### Directions for this task
Look through the material below. Copy each line that contains the string "внесении".

### Record extracts
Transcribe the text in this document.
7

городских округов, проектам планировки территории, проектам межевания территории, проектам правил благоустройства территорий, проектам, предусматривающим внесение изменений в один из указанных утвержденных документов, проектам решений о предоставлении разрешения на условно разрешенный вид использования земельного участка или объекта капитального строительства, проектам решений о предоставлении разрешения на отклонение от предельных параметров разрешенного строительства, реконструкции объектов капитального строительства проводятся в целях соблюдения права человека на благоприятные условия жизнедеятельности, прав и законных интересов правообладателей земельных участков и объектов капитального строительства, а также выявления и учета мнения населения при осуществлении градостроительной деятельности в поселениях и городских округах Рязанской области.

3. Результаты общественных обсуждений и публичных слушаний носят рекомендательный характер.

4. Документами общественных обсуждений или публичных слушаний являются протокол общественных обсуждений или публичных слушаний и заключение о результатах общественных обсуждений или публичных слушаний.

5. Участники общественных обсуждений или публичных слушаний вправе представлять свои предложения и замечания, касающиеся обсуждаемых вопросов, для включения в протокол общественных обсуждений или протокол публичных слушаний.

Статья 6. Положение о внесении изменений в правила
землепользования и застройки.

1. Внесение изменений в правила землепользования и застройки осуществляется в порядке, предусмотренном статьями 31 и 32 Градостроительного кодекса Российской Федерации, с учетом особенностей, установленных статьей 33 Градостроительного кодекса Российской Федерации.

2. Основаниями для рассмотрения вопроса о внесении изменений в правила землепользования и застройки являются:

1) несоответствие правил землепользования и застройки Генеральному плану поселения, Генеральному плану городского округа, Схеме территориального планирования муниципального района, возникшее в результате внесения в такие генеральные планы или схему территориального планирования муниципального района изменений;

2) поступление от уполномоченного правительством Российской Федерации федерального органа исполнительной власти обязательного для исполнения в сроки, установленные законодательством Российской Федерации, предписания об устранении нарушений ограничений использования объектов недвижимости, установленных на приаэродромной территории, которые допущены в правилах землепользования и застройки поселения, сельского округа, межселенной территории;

### Task result
Статья 6. Положение о внесении изменений в правила
2. Основаниями для рассмотрения вопроса о внесении изменений в правила землепользования и застройки являются:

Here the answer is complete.